TO DO — Render each line of the entries below as one string in a JSON list, leaving out blank lines.

[EXTRACTED ENTRIES start]

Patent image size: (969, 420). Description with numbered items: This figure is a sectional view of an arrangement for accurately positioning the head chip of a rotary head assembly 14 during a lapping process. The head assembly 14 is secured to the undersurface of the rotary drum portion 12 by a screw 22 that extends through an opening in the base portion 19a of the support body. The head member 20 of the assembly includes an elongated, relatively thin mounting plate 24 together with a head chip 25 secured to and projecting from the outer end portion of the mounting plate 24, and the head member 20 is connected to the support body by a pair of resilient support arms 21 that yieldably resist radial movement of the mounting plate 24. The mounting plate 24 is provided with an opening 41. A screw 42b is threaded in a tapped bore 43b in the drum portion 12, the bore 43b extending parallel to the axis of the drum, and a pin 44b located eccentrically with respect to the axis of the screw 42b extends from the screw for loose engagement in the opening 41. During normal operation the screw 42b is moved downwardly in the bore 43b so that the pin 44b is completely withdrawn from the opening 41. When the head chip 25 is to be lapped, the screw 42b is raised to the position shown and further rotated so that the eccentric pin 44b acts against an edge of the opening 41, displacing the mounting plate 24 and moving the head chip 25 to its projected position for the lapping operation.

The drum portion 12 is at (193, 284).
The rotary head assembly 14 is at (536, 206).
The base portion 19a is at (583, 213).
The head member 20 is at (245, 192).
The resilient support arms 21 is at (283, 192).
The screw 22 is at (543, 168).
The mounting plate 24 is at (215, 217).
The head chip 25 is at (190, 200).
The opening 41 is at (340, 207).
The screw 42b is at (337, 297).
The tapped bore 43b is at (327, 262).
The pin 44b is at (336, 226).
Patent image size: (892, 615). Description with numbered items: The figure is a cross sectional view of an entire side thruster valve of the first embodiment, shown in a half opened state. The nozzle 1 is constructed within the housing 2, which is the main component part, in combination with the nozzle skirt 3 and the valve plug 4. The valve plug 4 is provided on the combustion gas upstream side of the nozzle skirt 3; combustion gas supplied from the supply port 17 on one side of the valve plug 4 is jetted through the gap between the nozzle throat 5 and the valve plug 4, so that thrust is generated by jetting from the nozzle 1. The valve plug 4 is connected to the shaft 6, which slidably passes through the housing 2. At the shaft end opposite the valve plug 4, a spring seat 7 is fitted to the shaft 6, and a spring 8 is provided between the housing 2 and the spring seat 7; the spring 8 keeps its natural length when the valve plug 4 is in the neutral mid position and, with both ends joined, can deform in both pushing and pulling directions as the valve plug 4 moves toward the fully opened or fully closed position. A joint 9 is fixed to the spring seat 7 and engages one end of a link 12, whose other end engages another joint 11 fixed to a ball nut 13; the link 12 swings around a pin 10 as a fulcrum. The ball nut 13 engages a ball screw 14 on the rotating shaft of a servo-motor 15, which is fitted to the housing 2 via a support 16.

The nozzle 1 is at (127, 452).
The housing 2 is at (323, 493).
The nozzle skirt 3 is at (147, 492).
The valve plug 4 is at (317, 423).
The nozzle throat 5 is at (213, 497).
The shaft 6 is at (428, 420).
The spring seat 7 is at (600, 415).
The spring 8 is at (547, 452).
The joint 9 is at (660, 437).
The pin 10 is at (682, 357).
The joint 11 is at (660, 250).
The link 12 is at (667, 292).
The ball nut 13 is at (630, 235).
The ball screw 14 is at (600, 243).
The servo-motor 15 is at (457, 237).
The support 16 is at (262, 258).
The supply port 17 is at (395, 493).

[EXTRACTED ENTRIES end]

EXPECTED ANSWER —
[
  "Patent image size: (969, 420). Description with numbered items: This figure is a sectional view of an arrangement for accurately positioning the head chip of a rotary head assembly 14 during a lapping process. The head assembly 14 is secured to the undersurface of the rotary drum portion 12 by a screw 22 that extends through an opening in the base portion 19a of the support body. The head member 20 of the assembly includes an elongated, relatively thin mounting plate 24 together with a head chip 25 secured to and projecting from the outer end portion of the mounting plate 24, and the head member 20 is connected to the support body by a pair of resilient support arms 21 that yieldably resist radial movement of the mounting plate 24. The mounting plate 24 is provided with an opening 41. A screw 42b is threaded in a tapped bore 43b in the drum portion 12, the bore 43b extending parallel to the axis of the drum, and a pin 44b located eccentrically with respect to the axis of the screw 42b extends from the screw for loose engagement in the opening 41. During normal operation the screw 42b is moved downwardly in the bore 43b so that the pin 44b is completely withdrawn from the opening 41. When the head chip 25 is to be lapped, the screw 42b is raised to the position shown and further rotated so that the eccentric pin 44b acts against an edge of the opening 41, displacing the mounting plate 24 and moving the head chip 25 to its projected position for the lapping operation.",
  "The drum portion 12 is at (193, 284).",
  "The rotary head assembly 14 is at (536, 206).",
  "The base portion 19a is at (583, 213).",
  "The head member 20 is at (245, 192).",
  "The resilient support arms 21 is at (283, 192).",
  "The screw 22 is at (543, 168).",
  "The mounting plate 24 is at (215, 217).",
  "The head chip 25 is at (190, 200).",
  "The opening 41 is at (340, 207).",
  "The screw 42b is at (337, 297).",
  "The tapped bore 43b is at (327, 262).",
  "The pin 44b is at (336, 226).",
  "Patent image size: (892, 615). Description with numbered items: The figure is a cross sectional view of an entire side thruster valve of the first embodiment, shown in a half opened state. The nozzle 1 is constructed within the housing 2, which is the main component part, in combination with the nozzle skirt 3 and the valve plug 4. The valve plug 4 is provided on the combustion gas upstream side of the nozzle skirt 3; combustion gas supplied from the supply port 17 on one side of the valve plug 4 is jetted through the gap between the nozzle throat 5 and the valve plug 4, so that thrust is generated by jetting from the nozzle 1. The valve plug 4 is connected to the shaft 6, which slidably passes through the housing 2. At the shaft end opposite the valve plug 4, a spring seat 7 is fitted to the shaft 6, and a spring 8 is provided between the housing 2 and the spring seat 7; the spring 8 keeps its natural length when the valve plug 4 is in the neutral mid position and, with both ends joined, can deform in both pushing and pulling directions as the valve plug 4 moves toward the fully opened or fully closed position. A joint 9 is fixed to the spring seat 7 and engages one end of a link 12, whose other end engages another joint 11 fixed to a ball nut 13; the link 12 swings around a pin 10 as a fulcrum. The ball nut 13 engages a ball screw 14 on the rotating shaft of a servo-motor 15, which is fitted to the housing 2 via a support 16.",
  "The nozzle 1 is at (127, 452).",
  "The housing 2 is at (323, 493).",
  "The nozzle skirt 3 is at (147, 492).",
  "The valve plug 4 is at (317, 423).",
  "The nozzle throat 5 is at (213, 497).",
  "The shaft 6 is at (428, 420).",
  "The spring seat 7 is at (600, 415).",
  "The spring 8 is at (547, 452).",
  "The joint 9 is at (660, 437).",
  "The pin 10 is at (682, 357).",
  "The joint 11 is at (660, 250).",
  "The link 12 is at (667, 292).",
  "The ball nut 13 is at (630, 235).",
  "The ball screw 14 is at (600, 243).",
  "The servo-motor 15 is at (457, 237).",
  "The support 16 is at (262, 258).",
  "The supply port 17 is at (395, 493)."
]